#### SET EXERCISE
Repeat each line of the material below exactly as it appears, minus any pictures.

#### RAW DATA
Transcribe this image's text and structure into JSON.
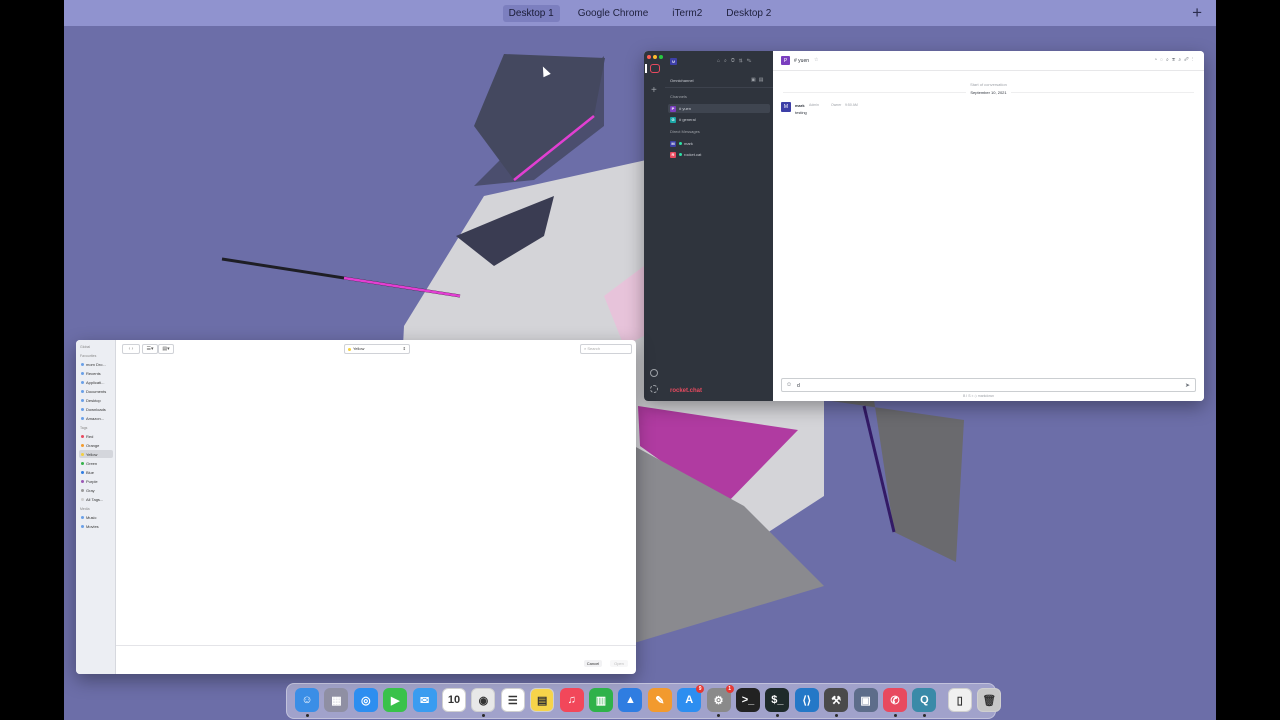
{
  "spaces": {
    "tabs": [
      "Desktop 1",
      "Google Chrome",
      "iTerm2",
      "Desktop 2"
    ],
    "active": "Desktop 1",
    "add_label": "+"
  },
  "rocketchat": {
    "sidebar": {
      "directory_label": "Omnichannel",
      "channels_label": "Channels",
      "direct_label": "Direct Messages",
      "channels": [
        {
          "avatar": "P",
          "name": "# yuen",
          "color": "#7b3fbf"
        },
        {
          "avatar": "G",
          "name": "# general",
          "color": "#1aa5a5"
        }
      ],
      "dms": [
        {
          "avatar": "M",
          "name": "mark",
          "color": "#3d3fa7"
        },
        {
          "avatar": "R",
          "name": "rocket.cat",
          "color": "#e84a5f"
        }
      ],
      "logo_text": "rocket.chat"
    },
    "header": {
      "avatar": "P",
      "room_name": "# yuen"
    },
    "conversation": {
      "start_label": "Start of conversation",
      "date_label": "September 10, 2021",
      "message": {
        "author": "mark",
        "role": "Admin",
        "role2": "Owner",
        "time": "9:50 AM",
        "text": "testing"
      }
    },
    "composer": {
      "value": "d"
    },
    "footer_hint": "markdown"
  },
  "finder": {
    "sidebar": {
      "device_label": "Global",
      "favorites_label": "Favourites",
      "favorites": [
        "mom Dro...",
        "Recents",
        "Applicati...",
        "Documents",
        "Desktop",
        "Downloads",
        "Amazon..."
      ],
      "tags_label": "Tags",
      "tags": [
        {
          "name": "Red",
          "color": "#e84a5f"
        },
        {
          "name": "Orange",
          "color": "#f39c2f"
        },
        {
          "name": "Yellow",
          "color": "#f4d03f"
        },
        {
          "name": "Green",
          "color": "#35b34a"
        },
        {
          "name": "Blue",
          "color": "#2f7de1"
        },
        {
          "name": "Purple",
          "color": "#9b59b6"
        },
        {
          "name": "Gray",
          "color": "#9a9a9a"
        },
        {
          "name": "All Tags...",
          "color": "#cfcfcf"
        }
      ],
      "media_label": "Media",
      "media": [
        "Music",
        "Movies"
      ]
    },
    "toolbar": {
      "location": "Yellow",
      "search_placeholder": "Search"
    },
    "buttons": {
      "cancel": "Cancel",
      "open": "Open"
    }
  },
  "dock": {
    "apps": [
      {
        "name": "Finder",
        "color": "#3a8ee6",
        "glyph": "☺",
        "running": true
      },
      {
        "name": "Launchpad",
        "color": "#8f8fa3",
        "glyph": "▦",
        "running": false
      },
      {
        "name": "Safari",
        "color": "#2d8ef0",
        "glyph": "◎",
        "running": false
      },
      {
        "name": "FaceTime",
        "color": "#39c24a",
        "glyph": "▶",
        "running": false
      },
      {
        "name": "Mail",
        "color": "#3a9cf0",
        "glyph": "✉",
        "running": false
      },
      {
        "name": "Calendar",
        "color": "#ffffff",
        "glyph": "10",
        "running": false
      },
      {
        "name": "Chrome",
        "color": "#e8e8e8",
        "glyph": "◉",
        "running": true
      },
      {
        "name": "Reminders",
        "color": "#ffffff",
        "glyph": "☰",
        "running": false
      },
      {
        "name": "Notes",
        "color": "#f6d44a",
        "glyph": "▤",
        "running": false
      },
      {
        "name": "Music",
        "color": "#f2475a",
        "glyph": "♫",
        "running": false
      },
      {
        "name": "Numbers",
        "color": "#2fb24a",
        "glyph": "▥",
        "running": false
      },
      {
        "name": "Keynote",
        "color": "#2f7de1",
        "glyph": "▲",
        "running": false
      },
      {
        "name": "Pages",
        "color": "#f29a2e",
        "glyph": "✎",
        "running": false
      },
      {
        "name": "App Store",
        "color": "#2d8ef0",
        "glyph": "A",
        "running": false,
        "badge": "9"
      },
      {
        "name": "System Preferences",
        "color": "#8a8a8a",
        "glyph": "⚙",
        "running": true,
        "badge": "1"
      },
      {
        "name": "Terminal",
        "color": "#222222",
        "glyph": ">_",
        "running": false
      },
      {
        "name": "iTerm2",
        "color": "#1e2a2a",
        "glyph": "$_",
        "running": true
      },
      {
        "name": "VS Code",
        "color": "#2478c7",
        "glyph": "⟨⟩",
        "running": false
      },
      {
        "name": "Xcode Tools",
        "color": "#4a4a4a",
        "glyph": "⚒",
        "running": true
      },
      {
        "name": "VirtualBox",
        "color": "#5d6d8a",
        "glyph": "▣",
        "running": false
      },
      {
        "name": "Rocket.Chat",
        "color": "#e84a5f",
        "glyph": "✆",
        "running": true
      },
      {
        "name": "QuickTime",
        "color": "#3a8aa8",
        "glyph": "Q",
        "running": true
      },
      {
        "name": "Documents",
        "color": "#f0f0f0",
        "glyph": "▯",
        "running": false
      },
      {
        "name": "Trash",
        "color": "#c7c7c7",
        "glyph": "🗑",
        "running": false
      }
    ]
  }
}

#### RESULT
Transcribe this image's text and structure into JSON.
{
  "spaces": {
    "tabs": [
      "Desktop 1",
      "Google Chrome",
      "iTerm2",
      "Desktop 2"
    ],
    "active": "Desktop 1",
    "add_label": "+"
  },
  "rocketchat": {
    "sidebar": {
      "directory_label": "Omnichannel",
      "channels_label": "Channels",
      "direct_label": "Direct Messages",
      "channels": [
        {
          "avatar": "P",
          "name": "# yuen",
          "color": "#7b3fbf"
        },
        {
          "avatar": "G",
          "name": "# general",
          "color": "#1aa5a5"
        }
      ],
      "dms": [
        {
          "avatar": "M",
          "name": "mark",
          "color": "#3d3fa7"
        },
        {
          "avatar": "R",
          "name": "rocket.cat",
          "color": "#e84a5f"
        }
      ],
      "logo_text": "rocket.chat"
    },
    "header": {
      "avatar": "P",
      "room_name": "# yuen"
    },
    "conversation": {
      "start_label": "Start of conversation",
      "date_label": "September 10, 2021",
      "message": {
        "author": "mark",
        "role": "Admin",
        "role2": "Owner",
        "time": "9:50 AM",
        "text": "testing"
      }
    },
    "composer": {
      "value": "d"
    },
    "footer_hint": "markdown"
  },
  "finder": {
    "sidebar": {
      "device_label": "Global",
      "favorites_label": "Favourites",
      "favorites": [
        "mom Dro...",
        "Recents",
        "Applicati...",
        "Documents",
        "Desktop",
        "Downloads",
        "Amazon..."
      ],
      "tags_label": "Tags",
      "tags": [
        {
          "name": "Red",
          "color": "#e84a5f"
        },
        {
          "name": "Orange",
          "color": "#f39c2f"
        },
        {
          "name": "Yellow",
          "color": "#f4d03f"
        },
        {
          "name": "Green",
          "color": "#35b34a"
        },
        {
          "name": "Blue",
          "color": "#2f7de1"
        },
        {
          "name": "Purple",
          "color": "#9b59b6"
        },
        {
          "name": "Gray",
          "color": "#9a9a9a"
        },
        {
          "name": "All Tags...",
          "color": "#cfcfcf"
        }
      ],
      "media_label": "Media",
      "media": [
        "Music",
        "Movies"
      ]
    },
    "toolbar": {
      "location": "Yellow",
      "search_placeholder": "Search"
    },
    "buttons": {
      "cancel": "Cancel",
      "open": "Open"
    }
  },
  "dock": {
    "apps": [
      {
        "name": "Finder",
        "color": "#3a8ee6",
        "glyph": "☺",
        "running": true
      },
      {
        "name": "Launchpad",
        "color": "#8f8fa3",
        "glyph": "▦",
        "running": false
      },
      {
        "name": "Safari",
        "color": "#2d8ef0",
        "glyph": "◎",
        "running": false
      },
      {
        "name": "FaceTime",
        "color": "#39c24a",
        "glyph": "▶",
        "running": false
      },
      {
        "name": "Mail",
        "color": "#3a9cf0",
        "glyph": "✉",
        "running": false
      },
      {
        "name": "Calendar",
        "color": "#ffffff",
        "glyph": "10",
        "running": false
      },
      {
        "name": "Chrome",
        "color": "#e8e8e8",
        "glyph": "◉",
        "running": true
      },
      {
        "name": "Reminders",
        "color": "#ffffff",
        "glyph": "☰",
        "running": false
      },
      {
        "name": "Notes",
        "color": "#f6d44a",
        "glyph": "▤",
        "running": false
      },
      {
        "name": "Music",
        "color": "#f2475a",
        "glyph": "♫",
        "running": false
      },
      {
        "name": "Numbers",
        "color": "#2fb24a",
        "glyph": "▥",
        "running": false
      },
      {
        "name": "Keynote",
        "color": "#2f7de1",
        "glyph": "▲",
        "running": false
      },
      {
        "name": "Pages",
        "color": "#f29a2e",
        "glyph": "✎",
        "running": false
      },
      {
        "name": "App Store",
        "color": "#2d8ef0",
        "glyph": "A",
        "running": false,
        "badge": "9"
      },
      {
        "name": "System Preferences",
        "color": "#8a8a8a",
        "glyph": "⚙",
        "running": true,
        "badge": "1"
      },
      {
        "name": "Terminal",
        "color": "#222222",
        "glyph": ">_",
        "running": false
      },
      {
        "name": "iTerm2",
        "color": "#1e2a2a",
        "glyph": "$_",
        "running": true
      },
      {
        "name": "VS Code",
        "color": "#2478c7",
        "glyph": "⟨⟩",
        "running": false
      },
      {
        "name": "Xcode Tools",
        "color": "#4a4a4a",
        "glyph": "⚒",
        "running": true
      },
      {
        "name": "VirtualBox",
        "color": "#5d6d8a",
        "glyph": "▣",
        "running": false
      },
      {
        "name": "Rocket.Chat",
        "color": "#e84a5f",
        "glyph": "✆",
        "running": true
      },
      {
        "name": "QuickTime",
        "color": "#3a8aa8",
        "glyph": "Q",
        "running": true
      },
      {
        "name": "Documents",
        "color": "#f0f0f0",
        "glyph": "▯",
        "running": false
      },
      {
        "name": "Trash",
        "color": "#c7c7c7",
        "glyph": "🗑",
        "running": false
      }
    ]
  }
}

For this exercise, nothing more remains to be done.